(Stored items from a collection)
————

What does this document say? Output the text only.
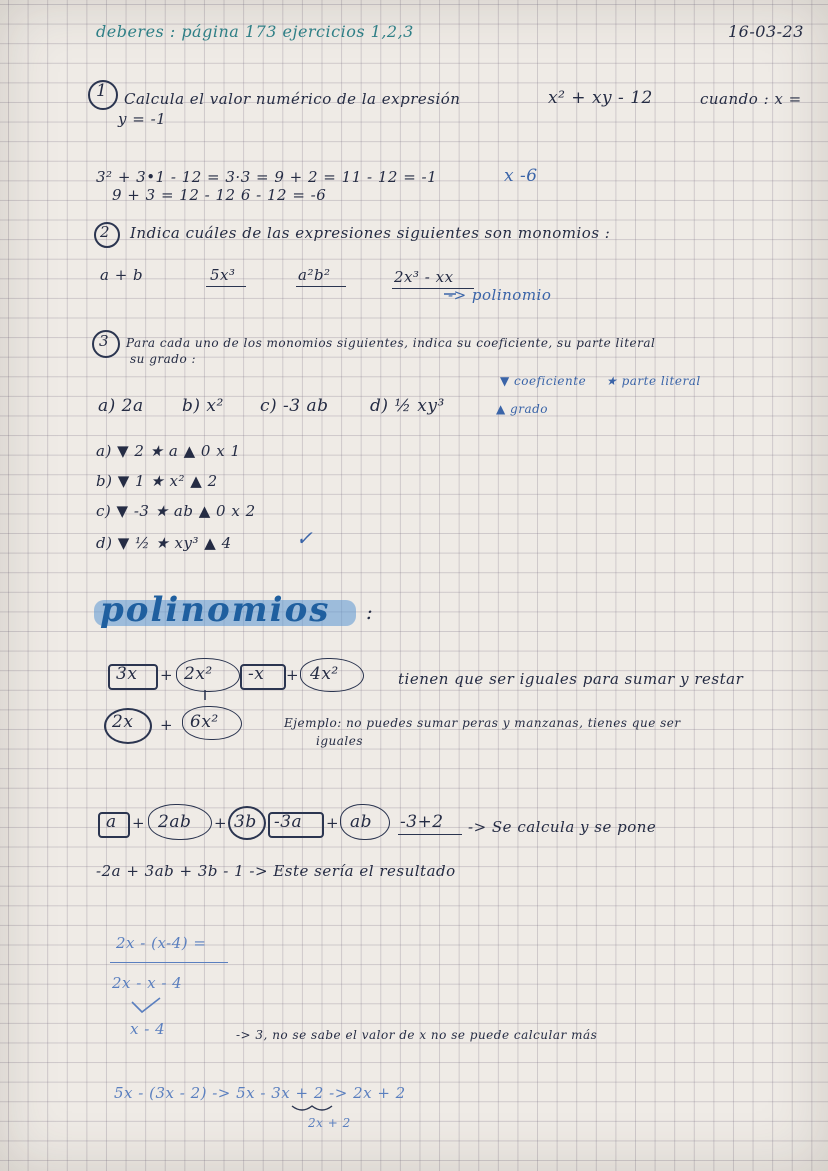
deberes : página 173 ejercicios 1,2,3	16-03-23
1 Calcula el valor numérico de la expresión	x² + xy - 12	cuando : x =
y = -1
3² + 3•1 - 12 = 3·3 = 9 + 2 = 11 - 12 = -1	x -6
9 + 3 = 12 - 12 6 - 12 = -6
2 Indica cuáles de las expresiones siguientes son monomios :
a + b	5x³	a²b²	2x³ - xx
-> polinomio
3 Para cada uno de los monomios siguientes, indica su coeficiente, su parte literal
su grado :
a) 2a b) x² c) -3 ab d) ½ xy³
▼ coeficiente ★ parte literal
▲ grado
a) ▼ 2 ★ a ▲ 0 x 1
b) ▼ 1 ★ x² ▲ 2
c) ▼ -3 ★ ab ▲ 0 x 2
d) ▼ ½ ★ xy³ ▲ 4	✓
polinomios :
3x + 2x² -x + 4x²	tienen que ser iguales para sumar y restar
2x + 6x²	Ejemplo: no puedes sumar peras y manzanas, tienes que ser
iguales
a + 2ab + 3b -3a + ab -3+2 -> Se calcula y se pone
-2a + 3ab + 3b - 1 -> Este sería el resultado
2x - (x-4) =
2x - x - 4
x - 4	-> 3, no se sabe el valor de x no se puede calcular más
5x - (3x - 2) -> 5x - 3x + 2 -> 2x + 2
2x + 2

————

▸ Written instruction: An exact transcription of all the entries is required, without the pictures.

▸ Final result:
What does this document say? Output the text only.
deberes : página 173 ejercicios 1,2,3	16-03-23
1 Calcula el valor numérico de la expresión	x² + xy - 12	cuando : x =
y = -1
3² + 3•1 - 12 = 3·3 = 9 + 2 = 11 - 12 = -1	x -6
9 + 3 = 12 - 12 6 - 12 = -6
2 Indica cuáles de las expresiones siguientes son monomios :
a + b	5x³	a²b²	2x³ - xx
-> polinomio
3 Para cada uno de los monomios siguientes, indica su coeficiente, su parte literal
su grado :
a) 2a b) x² c) -3 ab d) ½ xy³
▼ coeficiente ★ parte literal
▲ grado
a) ▼ 2 ★ a ▲ 0 x 1
b) ▼ 1 ★ x² ▲ 2
c) ▼ -3 ★ ab ▲ 0 x 2
d) ▼ ½ ★ xy³ ▲ 4	✓
polinomios :
3x + 2x² -x + 4x²	tienen que ser iguales para sumar y restar
2x + 6x²	Ejemplo: no puedes sumar peras y manzanas, tienes que ser
iguales
a + 2ab + 3b -3a + ab -3+2 -> Se calcula y se pone
-2a + 3ab + 3b - 1 -> Este sería el resultado
2x - (x-4) =
2x - x - 4
x - 4	-> 3, no se sabe el valor de x no se puede calcular más
5x - (3x - 2) -> 5x - 3x + 2 -> 2x + 2
2x + 2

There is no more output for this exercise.